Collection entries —
☆ ☆ ☆
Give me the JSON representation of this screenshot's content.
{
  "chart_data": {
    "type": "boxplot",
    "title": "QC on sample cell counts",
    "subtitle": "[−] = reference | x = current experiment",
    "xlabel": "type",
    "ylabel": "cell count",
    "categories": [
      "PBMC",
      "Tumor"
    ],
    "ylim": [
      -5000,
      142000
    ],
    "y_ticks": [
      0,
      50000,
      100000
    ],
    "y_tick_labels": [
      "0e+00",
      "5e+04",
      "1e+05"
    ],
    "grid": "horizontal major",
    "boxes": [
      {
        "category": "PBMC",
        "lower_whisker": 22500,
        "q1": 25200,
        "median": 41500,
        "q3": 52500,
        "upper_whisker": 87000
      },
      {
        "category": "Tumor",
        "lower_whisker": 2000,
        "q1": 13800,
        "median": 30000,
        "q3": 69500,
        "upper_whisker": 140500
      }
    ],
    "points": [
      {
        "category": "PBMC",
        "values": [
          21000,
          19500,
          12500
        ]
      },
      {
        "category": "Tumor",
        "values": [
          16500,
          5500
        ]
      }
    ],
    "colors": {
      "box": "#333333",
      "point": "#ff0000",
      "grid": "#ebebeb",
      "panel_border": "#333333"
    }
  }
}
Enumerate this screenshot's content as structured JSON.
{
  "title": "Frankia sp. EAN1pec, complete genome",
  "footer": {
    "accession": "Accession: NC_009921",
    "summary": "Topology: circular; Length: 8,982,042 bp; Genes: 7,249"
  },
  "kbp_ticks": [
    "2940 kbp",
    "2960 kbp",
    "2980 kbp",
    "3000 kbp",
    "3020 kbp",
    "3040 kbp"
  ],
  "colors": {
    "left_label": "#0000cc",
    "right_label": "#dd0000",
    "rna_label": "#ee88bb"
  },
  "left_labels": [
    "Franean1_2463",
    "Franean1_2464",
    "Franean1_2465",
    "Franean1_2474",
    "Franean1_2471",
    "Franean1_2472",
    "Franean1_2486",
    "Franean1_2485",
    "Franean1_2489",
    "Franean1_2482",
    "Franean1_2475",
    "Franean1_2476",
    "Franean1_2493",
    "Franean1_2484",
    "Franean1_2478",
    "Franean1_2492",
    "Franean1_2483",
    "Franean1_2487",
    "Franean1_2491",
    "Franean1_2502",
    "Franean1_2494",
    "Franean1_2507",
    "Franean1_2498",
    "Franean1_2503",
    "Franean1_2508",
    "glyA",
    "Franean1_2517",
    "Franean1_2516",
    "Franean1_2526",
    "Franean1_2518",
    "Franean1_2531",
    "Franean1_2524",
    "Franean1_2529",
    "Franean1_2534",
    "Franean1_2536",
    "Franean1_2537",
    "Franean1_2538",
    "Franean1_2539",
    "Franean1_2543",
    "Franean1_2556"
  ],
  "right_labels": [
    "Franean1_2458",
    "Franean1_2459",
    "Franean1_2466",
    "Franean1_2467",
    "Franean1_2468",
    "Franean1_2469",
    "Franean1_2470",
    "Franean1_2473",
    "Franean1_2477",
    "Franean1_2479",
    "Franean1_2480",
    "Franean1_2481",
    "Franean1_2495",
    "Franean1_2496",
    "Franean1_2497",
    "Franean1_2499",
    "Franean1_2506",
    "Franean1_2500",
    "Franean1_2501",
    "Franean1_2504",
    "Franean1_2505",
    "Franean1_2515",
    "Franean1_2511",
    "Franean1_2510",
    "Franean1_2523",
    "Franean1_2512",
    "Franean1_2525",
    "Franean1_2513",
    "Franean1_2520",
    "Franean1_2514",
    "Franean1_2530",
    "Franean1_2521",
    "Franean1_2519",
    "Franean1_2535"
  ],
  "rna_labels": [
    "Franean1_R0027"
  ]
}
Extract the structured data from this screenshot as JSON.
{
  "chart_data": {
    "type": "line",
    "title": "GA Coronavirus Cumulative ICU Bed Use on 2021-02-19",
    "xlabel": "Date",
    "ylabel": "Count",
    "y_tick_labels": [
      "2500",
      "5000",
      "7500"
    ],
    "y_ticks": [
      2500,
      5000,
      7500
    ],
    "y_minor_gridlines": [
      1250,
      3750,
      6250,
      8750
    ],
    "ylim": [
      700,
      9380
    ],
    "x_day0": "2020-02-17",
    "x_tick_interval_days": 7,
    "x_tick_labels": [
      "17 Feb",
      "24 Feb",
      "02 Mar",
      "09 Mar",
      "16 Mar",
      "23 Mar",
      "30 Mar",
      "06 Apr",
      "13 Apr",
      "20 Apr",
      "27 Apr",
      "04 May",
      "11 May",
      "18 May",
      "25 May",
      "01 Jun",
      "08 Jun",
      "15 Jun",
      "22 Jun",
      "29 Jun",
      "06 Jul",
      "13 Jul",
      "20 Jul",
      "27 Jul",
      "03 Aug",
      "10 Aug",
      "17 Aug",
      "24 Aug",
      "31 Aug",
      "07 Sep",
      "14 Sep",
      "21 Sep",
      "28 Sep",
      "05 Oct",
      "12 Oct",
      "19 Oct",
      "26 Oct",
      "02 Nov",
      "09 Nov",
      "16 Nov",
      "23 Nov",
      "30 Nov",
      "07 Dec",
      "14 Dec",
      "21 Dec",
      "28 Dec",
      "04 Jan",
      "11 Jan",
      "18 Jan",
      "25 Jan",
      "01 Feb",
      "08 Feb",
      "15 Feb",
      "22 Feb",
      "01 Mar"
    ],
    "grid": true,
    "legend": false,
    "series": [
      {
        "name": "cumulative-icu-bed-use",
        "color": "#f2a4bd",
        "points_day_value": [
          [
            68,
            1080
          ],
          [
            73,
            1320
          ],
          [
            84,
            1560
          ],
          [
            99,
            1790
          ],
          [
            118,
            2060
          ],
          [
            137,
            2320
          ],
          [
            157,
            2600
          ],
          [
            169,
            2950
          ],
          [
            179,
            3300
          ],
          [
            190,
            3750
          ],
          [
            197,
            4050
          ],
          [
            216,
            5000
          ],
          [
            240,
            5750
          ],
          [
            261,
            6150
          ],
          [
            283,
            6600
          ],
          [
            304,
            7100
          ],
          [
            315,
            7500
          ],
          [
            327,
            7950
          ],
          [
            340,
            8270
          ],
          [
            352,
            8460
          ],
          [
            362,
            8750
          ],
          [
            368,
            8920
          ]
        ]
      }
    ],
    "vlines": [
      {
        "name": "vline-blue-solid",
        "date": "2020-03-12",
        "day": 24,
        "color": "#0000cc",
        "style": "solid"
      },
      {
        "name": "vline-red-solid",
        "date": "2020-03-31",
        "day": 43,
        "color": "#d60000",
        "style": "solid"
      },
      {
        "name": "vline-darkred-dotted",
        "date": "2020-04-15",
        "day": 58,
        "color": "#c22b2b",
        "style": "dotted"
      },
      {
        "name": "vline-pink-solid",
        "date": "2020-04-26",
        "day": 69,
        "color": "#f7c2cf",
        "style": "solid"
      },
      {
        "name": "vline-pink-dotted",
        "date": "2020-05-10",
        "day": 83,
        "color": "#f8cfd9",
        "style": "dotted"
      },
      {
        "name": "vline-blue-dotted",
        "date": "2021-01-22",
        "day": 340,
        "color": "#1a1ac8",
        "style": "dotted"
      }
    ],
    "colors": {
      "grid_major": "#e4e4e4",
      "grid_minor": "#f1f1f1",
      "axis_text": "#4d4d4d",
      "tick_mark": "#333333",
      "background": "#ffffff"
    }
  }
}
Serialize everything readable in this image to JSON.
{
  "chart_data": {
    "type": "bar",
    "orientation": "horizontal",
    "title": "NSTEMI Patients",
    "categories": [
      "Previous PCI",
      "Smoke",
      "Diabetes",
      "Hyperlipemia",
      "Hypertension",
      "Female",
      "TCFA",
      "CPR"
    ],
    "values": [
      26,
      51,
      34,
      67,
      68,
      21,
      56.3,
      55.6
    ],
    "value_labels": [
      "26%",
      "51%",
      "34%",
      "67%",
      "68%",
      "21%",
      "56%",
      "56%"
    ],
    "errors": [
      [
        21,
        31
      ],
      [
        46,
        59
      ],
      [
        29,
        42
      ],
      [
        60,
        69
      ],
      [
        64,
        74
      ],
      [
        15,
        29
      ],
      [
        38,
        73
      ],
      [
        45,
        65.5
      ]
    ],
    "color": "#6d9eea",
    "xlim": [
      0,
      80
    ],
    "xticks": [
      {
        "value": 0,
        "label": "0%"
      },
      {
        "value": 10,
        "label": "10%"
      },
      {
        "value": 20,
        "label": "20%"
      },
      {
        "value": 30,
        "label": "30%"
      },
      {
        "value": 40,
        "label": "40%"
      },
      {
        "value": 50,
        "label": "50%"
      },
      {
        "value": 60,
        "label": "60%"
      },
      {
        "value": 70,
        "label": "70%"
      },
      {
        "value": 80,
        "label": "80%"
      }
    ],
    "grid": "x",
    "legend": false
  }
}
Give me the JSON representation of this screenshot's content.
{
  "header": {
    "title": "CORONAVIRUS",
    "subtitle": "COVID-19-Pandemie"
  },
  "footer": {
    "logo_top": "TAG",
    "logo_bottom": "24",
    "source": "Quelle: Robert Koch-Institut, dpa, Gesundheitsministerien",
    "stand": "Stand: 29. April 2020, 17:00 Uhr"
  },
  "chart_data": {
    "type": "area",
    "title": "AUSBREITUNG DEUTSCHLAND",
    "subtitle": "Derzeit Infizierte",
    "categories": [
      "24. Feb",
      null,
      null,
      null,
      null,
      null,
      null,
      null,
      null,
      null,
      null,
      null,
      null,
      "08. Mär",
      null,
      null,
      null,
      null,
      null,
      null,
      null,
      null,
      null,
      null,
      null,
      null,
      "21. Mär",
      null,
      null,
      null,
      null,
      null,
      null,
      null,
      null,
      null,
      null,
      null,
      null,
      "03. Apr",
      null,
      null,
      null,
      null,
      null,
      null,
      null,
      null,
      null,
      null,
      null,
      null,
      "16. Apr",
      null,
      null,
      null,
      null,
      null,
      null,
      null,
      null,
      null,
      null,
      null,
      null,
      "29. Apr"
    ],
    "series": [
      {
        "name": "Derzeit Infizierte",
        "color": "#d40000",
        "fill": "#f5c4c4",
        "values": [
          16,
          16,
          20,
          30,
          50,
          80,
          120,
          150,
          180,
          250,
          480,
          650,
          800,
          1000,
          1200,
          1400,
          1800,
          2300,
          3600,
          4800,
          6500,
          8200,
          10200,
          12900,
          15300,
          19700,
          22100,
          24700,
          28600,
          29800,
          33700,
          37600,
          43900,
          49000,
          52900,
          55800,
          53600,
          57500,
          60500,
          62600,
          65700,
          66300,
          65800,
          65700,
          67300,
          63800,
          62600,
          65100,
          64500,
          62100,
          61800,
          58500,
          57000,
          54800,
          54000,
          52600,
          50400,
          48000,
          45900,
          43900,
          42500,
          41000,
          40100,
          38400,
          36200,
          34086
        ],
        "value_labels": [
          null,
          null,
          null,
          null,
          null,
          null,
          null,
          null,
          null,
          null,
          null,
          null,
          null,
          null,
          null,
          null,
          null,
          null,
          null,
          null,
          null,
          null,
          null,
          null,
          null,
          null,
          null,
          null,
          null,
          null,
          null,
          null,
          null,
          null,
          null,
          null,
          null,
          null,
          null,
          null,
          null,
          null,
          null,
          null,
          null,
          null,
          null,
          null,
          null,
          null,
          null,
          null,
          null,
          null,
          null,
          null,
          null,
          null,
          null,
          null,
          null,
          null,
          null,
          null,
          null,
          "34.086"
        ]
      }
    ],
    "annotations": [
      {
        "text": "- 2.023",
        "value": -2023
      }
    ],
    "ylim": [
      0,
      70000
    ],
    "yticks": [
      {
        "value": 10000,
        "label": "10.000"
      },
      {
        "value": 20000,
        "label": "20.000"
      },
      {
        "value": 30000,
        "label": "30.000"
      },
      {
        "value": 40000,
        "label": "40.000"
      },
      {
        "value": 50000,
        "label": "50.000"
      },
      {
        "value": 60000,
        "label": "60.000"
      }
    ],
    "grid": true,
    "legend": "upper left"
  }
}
☆ ☆ ☆
TASK TO CARRY OUT — Of the lines above, show those in which "blue" appears.

TASK RESPONSE —
        "name": "vline-blue-solid",
        "name": "vline-blue-dotted",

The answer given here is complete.